▶ Provided information
····················
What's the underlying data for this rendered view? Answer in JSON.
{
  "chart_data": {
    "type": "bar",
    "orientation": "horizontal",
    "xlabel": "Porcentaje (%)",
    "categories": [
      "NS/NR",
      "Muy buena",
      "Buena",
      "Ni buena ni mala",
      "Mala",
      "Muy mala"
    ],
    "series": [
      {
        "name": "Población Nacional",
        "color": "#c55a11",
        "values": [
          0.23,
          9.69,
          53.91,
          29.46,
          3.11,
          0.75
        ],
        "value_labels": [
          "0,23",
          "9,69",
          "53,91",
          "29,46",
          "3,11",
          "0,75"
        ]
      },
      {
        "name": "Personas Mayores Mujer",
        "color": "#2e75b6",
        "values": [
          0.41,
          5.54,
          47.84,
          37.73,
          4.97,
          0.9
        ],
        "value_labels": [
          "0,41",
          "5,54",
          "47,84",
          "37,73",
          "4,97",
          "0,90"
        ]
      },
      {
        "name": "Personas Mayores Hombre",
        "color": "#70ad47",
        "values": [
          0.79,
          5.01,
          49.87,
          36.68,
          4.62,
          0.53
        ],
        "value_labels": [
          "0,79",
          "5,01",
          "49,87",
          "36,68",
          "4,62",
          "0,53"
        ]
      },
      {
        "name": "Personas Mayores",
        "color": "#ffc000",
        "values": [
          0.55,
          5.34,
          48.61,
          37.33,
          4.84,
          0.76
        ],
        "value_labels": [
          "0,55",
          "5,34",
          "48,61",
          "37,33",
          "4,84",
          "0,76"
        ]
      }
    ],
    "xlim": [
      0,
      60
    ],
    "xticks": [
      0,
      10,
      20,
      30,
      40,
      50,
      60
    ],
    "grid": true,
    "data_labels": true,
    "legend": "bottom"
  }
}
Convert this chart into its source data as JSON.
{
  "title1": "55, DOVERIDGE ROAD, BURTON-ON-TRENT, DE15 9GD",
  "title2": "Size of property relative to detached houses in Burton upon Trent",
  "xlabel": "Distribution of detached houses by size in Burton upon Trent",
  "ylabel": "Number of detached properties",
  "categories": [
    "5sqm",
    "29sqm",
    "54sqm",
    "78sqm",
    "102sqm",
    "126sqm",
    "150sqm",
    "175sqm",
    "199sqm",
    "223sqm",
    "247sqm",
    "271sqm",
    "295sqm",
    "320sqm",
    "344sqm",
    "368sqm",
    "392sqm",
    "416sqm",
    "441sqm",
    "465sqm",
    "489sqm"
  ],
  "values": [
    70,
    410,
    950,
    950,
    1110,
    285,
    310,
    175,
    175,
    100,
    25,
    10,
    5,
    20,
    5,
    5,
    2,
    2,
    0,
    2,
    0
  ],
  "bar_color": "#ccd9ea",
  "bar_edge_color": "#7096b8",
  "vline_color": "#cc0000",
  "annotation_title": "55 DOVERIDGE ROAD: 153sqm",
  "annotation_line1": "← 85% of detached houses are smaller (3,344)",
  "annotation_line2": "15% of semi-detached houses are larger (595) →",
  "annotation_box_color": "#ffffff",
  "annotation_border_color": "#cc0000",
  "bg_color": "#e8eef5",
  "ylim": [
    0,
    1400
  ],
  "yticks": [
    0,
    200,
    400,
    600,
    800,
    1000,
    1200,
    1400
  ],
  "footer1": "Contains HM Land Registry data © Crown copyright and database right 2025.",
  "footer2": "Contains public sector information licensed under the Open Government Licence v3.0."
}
····················
▶ Task requirements
Count how many lines above include the word "DOVERIDGE" and answer with that figure only.

▶ Final result
2